▽

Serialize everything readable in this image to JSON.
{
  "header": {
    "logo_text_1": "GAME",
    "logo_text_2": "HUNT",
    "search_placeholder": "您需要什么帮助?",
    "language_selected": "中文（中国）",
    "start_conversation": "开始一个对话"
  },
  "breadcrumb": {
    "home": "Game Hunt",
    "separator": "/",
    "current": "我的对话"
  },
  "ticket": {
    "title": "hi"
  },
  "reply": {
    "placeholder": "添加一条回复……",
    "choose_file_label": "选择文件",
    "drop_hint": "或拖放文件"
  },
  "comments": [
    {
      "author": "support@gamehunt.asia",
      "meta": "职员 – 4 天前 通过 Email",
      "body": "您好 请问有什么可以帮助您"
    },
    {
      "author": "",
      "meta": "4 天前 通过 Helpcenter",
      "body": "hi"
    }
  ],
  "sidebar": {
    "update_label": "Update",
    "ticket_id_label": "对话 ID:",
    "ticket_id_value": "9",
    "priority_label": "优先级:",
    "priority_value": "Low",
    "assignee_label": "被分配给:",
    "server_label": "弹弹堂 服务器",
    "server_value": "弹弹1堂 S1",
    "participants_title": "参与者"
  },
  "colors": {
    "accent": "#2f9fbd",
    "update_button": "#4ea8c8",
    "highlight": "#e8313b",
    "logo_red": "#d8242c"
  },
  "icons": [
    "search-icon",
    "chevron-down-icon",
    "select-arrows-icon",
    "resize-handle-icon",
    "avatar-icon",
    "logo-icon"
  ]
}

△
▽

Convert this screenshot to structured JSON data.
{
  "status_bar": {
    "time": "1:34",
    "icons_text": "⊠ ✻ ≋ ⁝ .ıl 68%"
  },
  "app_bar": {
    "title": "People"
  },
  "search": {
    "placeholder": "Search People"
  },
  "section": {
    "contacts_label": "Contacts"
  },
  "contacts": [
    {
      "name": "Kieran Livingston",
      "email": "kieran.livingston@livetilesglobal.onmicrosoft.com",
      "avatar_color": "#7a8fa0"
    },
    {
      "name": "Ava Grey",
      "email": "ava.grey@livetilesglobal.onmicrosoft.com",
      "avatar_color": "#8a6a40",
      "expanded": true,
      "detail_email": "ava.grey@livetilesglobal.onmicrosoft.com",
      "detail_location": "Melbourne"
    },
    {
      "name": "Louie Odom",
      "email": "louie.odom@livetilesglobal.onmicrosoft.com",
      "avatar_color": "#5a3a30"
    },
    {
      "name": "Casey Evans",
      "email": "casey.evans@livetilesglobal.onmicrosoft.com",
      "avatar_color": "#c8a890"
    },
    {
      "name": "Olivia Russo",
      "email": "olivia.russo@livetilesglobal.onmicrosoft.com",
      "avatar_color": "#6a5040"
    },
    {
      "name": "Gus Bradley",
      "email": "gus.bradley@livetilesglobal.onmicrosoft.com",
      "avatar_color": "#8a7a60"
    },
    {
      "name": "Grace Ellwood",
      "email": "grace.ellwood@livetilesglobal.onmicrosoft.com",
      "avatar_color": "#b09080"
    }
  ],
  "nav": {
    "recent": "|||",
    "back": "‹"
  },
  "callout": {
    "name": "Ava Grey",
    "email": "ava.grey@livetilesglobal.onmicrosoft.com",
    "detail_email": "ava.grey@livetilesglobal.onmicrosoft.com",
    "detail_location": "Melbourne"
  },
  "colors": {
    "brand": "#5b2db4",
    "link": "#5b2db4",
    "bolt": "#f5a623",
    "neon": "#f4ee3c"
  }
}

△
▽

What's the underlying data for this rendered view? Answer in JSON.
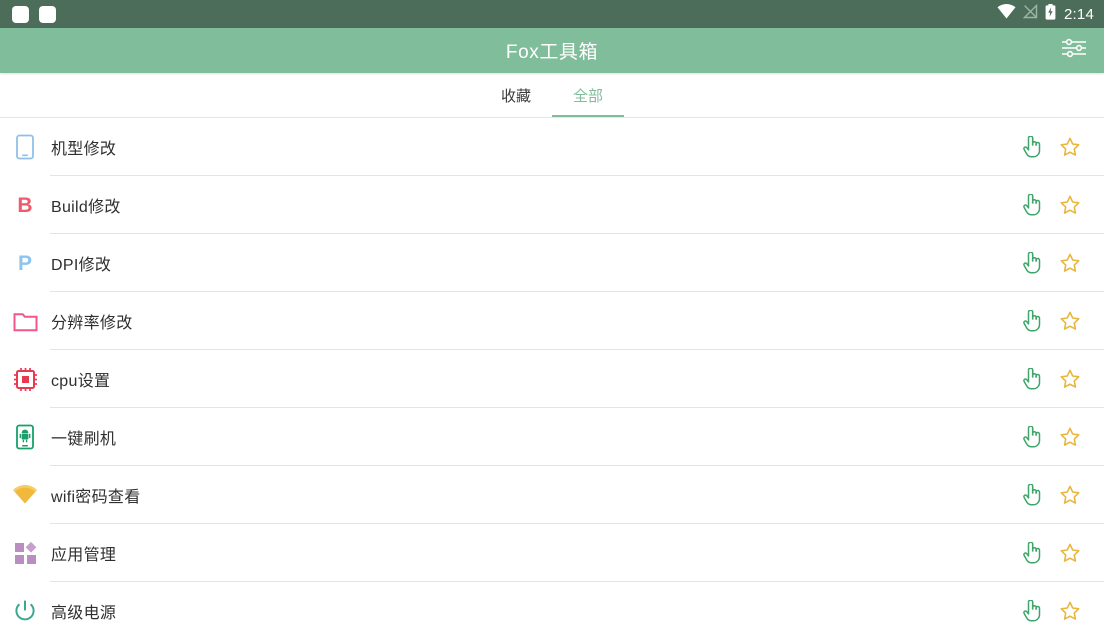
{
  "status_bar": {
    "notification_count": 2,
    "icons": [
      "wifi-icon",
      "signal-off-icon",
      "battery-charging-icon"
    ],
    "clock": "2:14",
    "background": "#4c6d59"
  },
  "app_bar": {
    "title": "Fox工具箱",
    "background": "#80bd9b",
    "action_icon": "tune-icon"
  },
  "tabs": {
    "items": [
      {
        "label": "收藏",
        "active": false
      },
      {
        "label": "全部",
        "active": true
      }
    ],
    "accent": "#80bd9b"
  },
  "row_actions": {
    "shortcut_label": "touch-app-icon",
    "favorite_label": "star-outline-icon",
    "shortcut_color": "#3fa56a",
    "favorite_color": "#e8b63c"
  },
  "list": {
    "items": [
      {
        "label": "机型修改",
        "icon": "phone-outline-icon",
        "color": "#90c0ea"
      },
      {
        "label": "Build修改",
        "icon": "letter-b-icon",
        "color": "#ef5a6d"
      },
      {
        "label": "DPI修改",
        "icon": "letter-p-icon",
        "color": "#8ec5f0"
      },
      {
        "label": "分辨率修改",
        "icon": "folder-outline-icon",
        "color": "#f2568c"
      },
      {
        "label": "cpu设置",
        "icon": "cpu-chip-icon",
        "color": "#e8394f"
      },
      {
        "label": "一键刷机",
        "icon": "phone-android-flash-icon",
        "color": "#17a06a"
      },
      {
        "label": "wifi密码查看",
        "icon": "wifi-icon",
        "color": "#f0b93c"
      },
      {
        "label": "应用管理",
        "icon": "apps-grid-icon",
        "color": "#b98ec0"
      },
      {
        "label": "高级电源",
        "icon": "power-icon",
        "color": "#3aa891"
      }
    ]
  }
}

△

• The request:
Where a line in the entries holds the word "JSON", copy that line.

• Complete response:
Serialize everything readable in this image to JSON.
Convert this screenshot to structured JSON data.
What's the underlying data for this rendered view? Answer in JSON.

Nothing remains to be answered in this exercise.